[Data excerpts]

----

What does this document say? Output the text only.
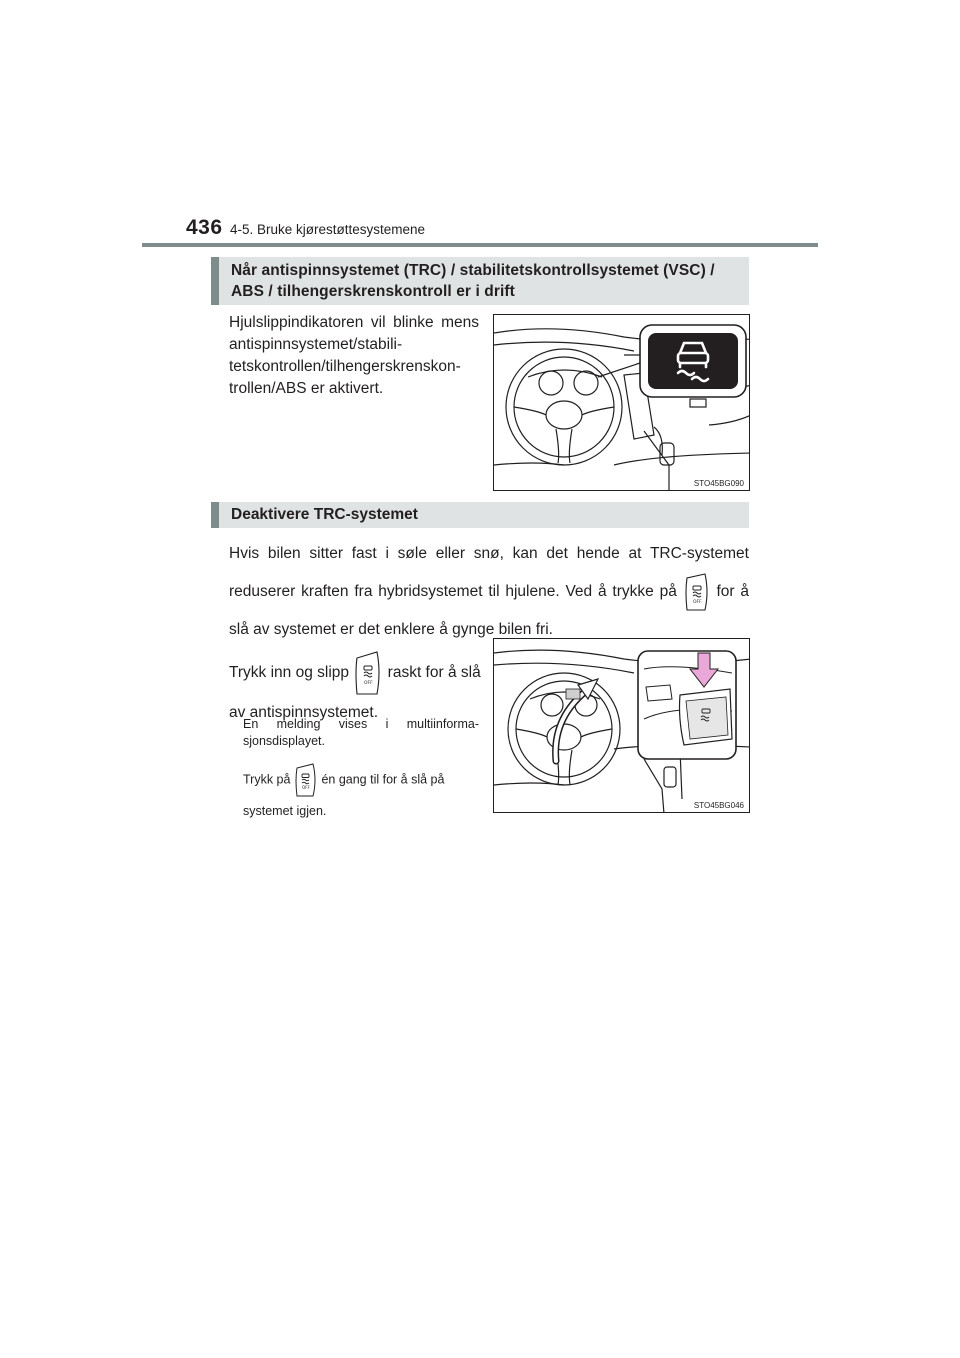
436 4-5. Bruke kjørestøttesystemene
Når antispinnsystemet (TRC) / stabilitetskontrollsystemet (VSC) / ABS / tilhengerskrenskontroll er i drift
Hjulslippindikatoren vil blinke mens antispinnsystemet/stabili-tetskontrollen/tilhengerskrenskon-trollen/ABS er aktivert.
STO45BG090
Deaktivere TRC-systemet
Hvis bilen sitter fast i søle eller snø, kan det hende at TRC-systemet reduserer kraften fra hybridsystemet til hjulene. Ved å trykke på
OFF
for å slå av systemet er det enklere å gynge bilen fri.
Trykk inn og slipp
OFF
raskt for å slå av antispinnsystemet.
En melding vises i multiinforma-sjonsdisplayet.
Trykk på
OFF
én gang til for å slå på systemet igjen.	STO45BG046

----

- [Problem]
The pictures in the entries should be left out; output everything else exactly.

- [Solution to the problem]
What does this document say? Output the text only.
436 4-5. Bruke kjørestøttesystemene
Når antispinnsystemet (TRC) / stabilitetskontrollsystemet (VSC) / ABS / tilhengerskrenskontroll er i drift
Hjulslippindikatoren vil blinke mens antispinnsystemet/stabili-tetskontrollen/tilhengerskrenskon-trollen/ABS er aktivert.
STO45BG090
Deaktivere TRC-systemet
Hvis bilen sitter fast i søle eller snø, kan det hende at TRC-systemet reduserer kraften fra hybridsystemet til hjulene. Ved å trykke på
OFF
for å slå av systemet er det enklere å gynge bilen fri.
Trykk inn og slipp
OFF
raskt for å slå av antispinnsystemet.
En melding vises i multiinforma-sjonsdisplayet.
Trykk på
OFF
én gang til for å slå på systemet igjen.	STO45BG046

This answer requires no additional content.